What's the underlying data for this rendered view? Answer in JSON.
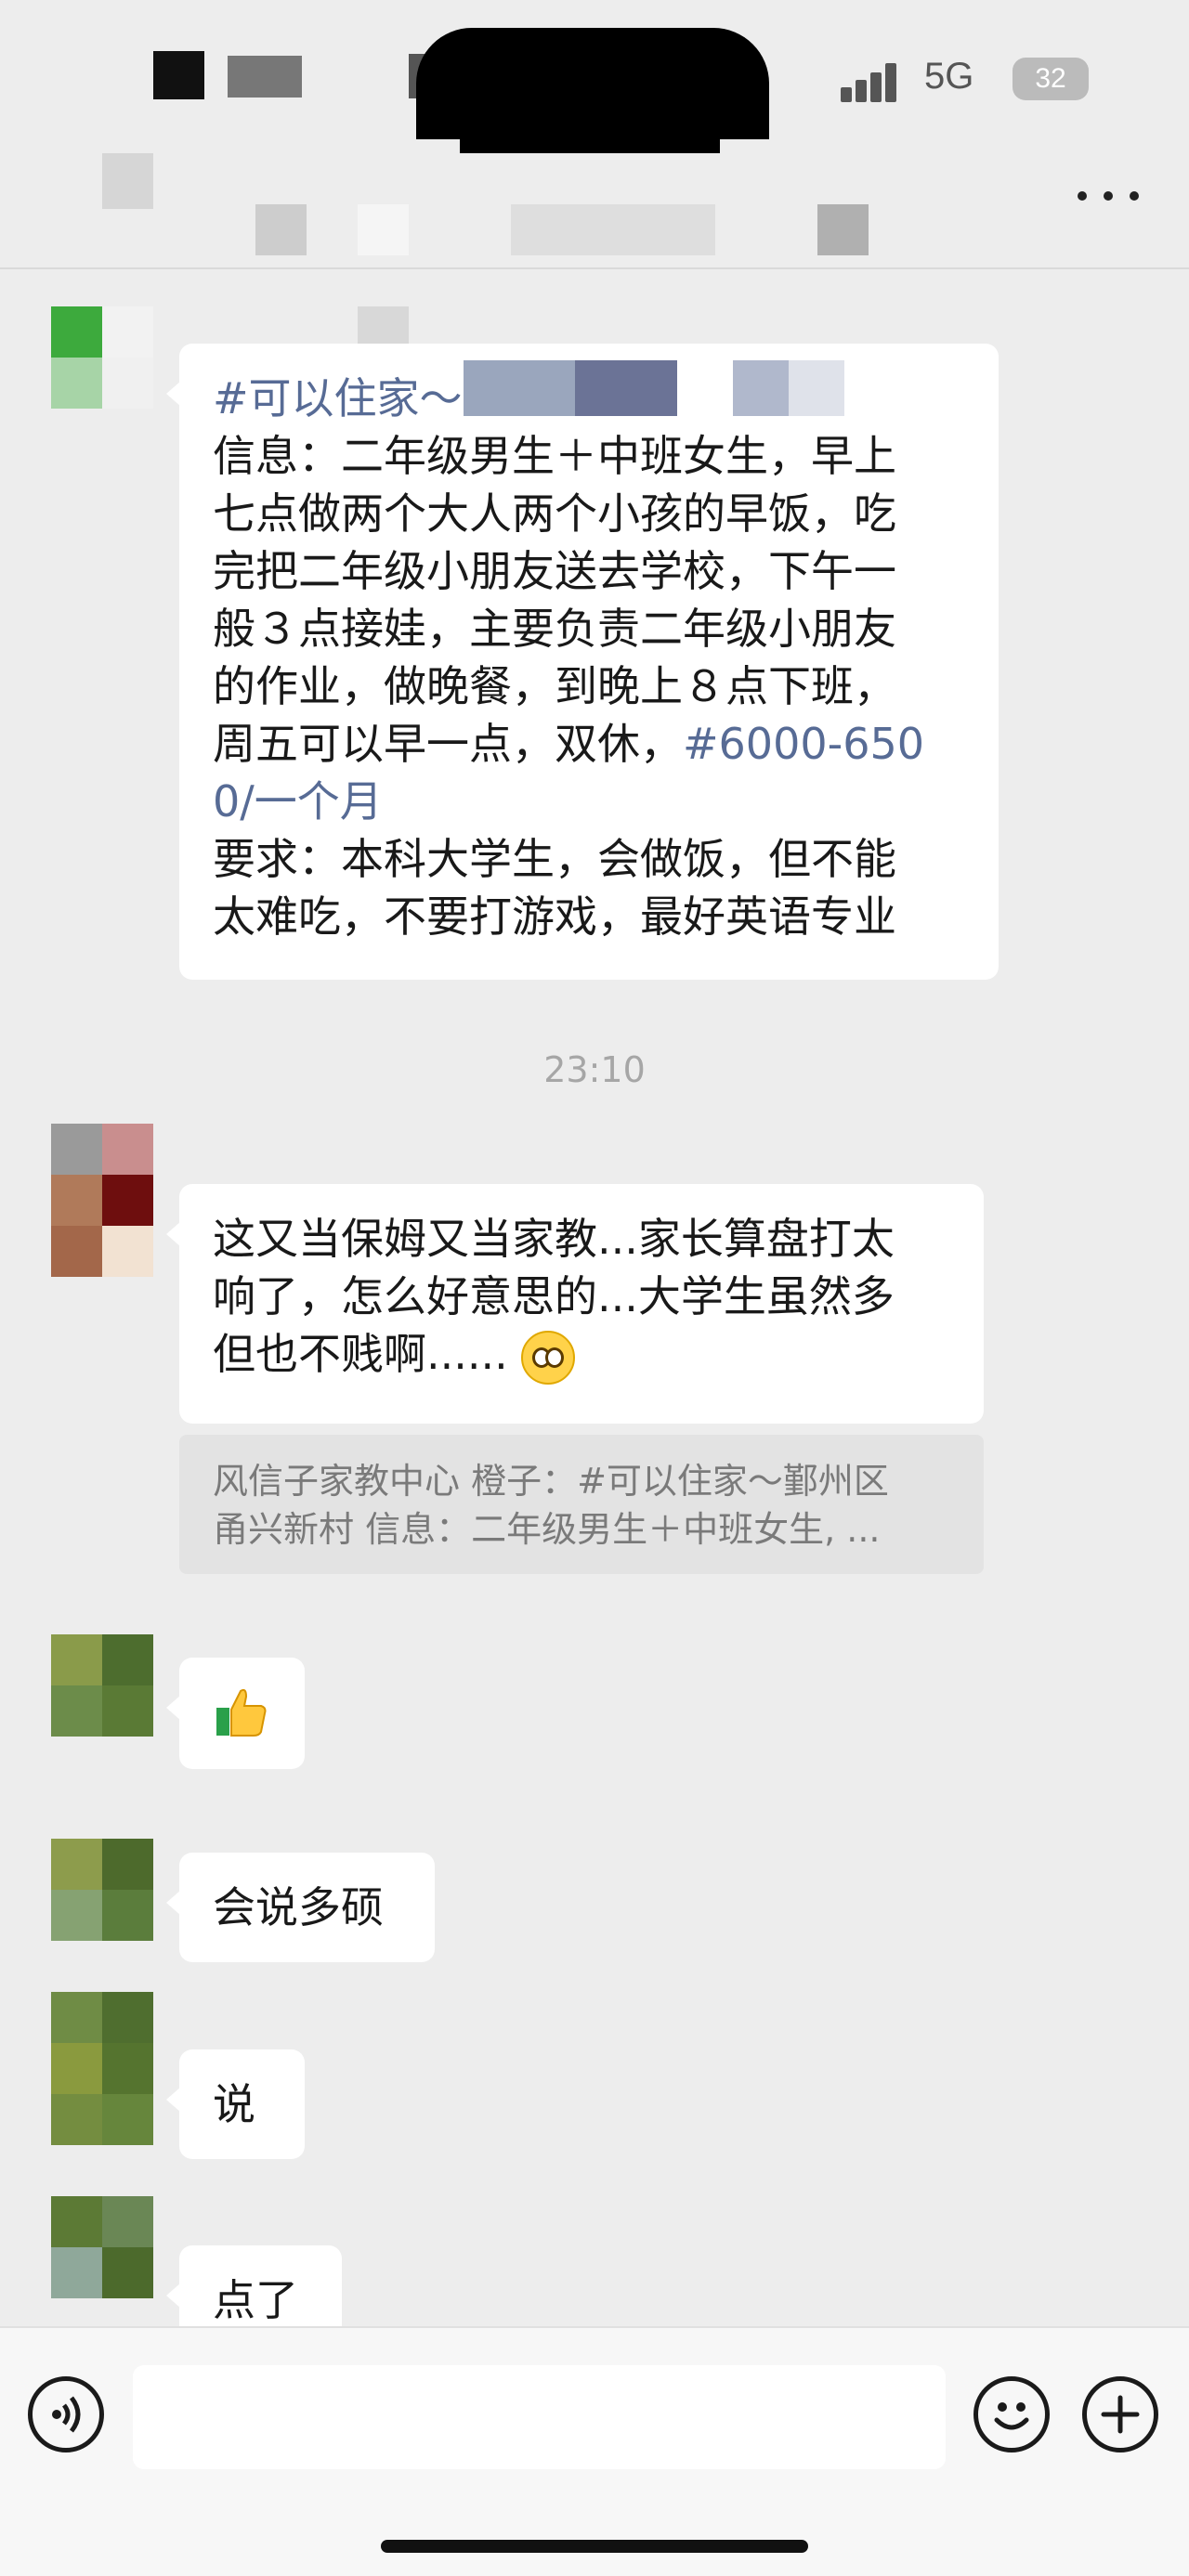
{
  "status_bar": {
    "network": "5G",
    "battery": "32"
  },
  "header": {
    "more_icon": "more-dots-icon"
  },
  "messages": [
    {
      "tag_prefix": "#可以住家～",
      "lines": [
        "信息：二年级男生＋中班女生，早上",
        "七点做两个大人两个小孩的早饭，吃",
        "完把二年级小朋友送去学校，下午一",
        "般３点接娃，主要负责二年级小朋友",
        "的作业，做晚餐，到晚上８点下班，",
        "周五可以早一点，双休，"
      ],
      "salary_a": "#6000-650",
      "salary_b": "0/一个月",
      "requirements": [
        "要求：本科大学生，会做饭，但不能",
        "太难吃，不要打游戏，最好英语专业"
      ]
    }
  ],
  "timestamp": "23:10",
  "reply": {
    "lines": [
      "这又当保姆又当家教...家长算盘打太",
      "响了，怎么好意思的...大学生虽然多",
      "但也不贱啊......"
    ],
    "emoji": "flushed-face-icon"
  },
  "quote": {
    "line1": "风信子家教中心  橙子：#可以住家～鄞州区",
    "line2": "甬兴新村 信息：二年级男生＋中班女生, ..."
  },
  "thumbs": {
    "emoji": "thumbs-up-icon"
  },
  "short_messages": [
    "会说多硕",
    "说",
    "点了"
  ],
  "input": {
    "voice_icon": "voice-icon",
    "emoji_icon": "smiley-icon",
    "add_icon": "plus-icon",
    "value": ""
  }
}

REQUIREMENTS → Output the material word for word, omitting its pictures.

THE COMPLETED TASK →
What's the underlying data for this rendered view? Answer in JSON.
{
  "status_bar": {
    "network": "5G",
    "battery": "32"
  },
  "header": {
    "more_icon": "more-dots-icon"
  },
  "messages": [
    {
      "tag_prefix": "#可以住家～",
      "lines": [
        "信息：二年级男生＋中班女生，早上",
        "七点做两个大人两个小孩的早饭，吃",
        "完把二年级小朋友送去学校，下午一",
        "般３点接娃，主要负责二年级小朋友",
        "的作业，做晚餐，到晚上８点下班，",
        "周五可以早一点，双休，"
      ],
      "salary_a": "#6000-650",
      "salary_b": "0/一个月",
      "requirements": [
        "要求：本科大学生，会做饭，但不能",
        "太难吃，不要打游戏，最好英语专业"
      ]
    }
  ],
  "timestamp": "23:10",
  "reply": {
    "lines": [
      "这又当保姆又当家教...家长算盘打太",
      "响了，怎么好意思的...大学生虽然多",
      "但也不贱啊......"
    ],
    "emoji": "flushed-face-icon"
  },
  "quote": {
    "line1": "风信子家教中心  橙子：#可以住家～鄞州区",
    "line2": "甬兴新村 信息：二年级男生＋中班女生, ..."
  },
  "thumbs": {
    "emoji": "thumbs-up-icon"
  },
  "short_messages": [
    "会说多硕",
    "说",
    "点了"
  ],
  "input": {
    "voice_icon": "voice-icon",
    "emoji_icon": "smiley-icon",
    "add_icon": "plus-icon",
    "value": ""
  }
}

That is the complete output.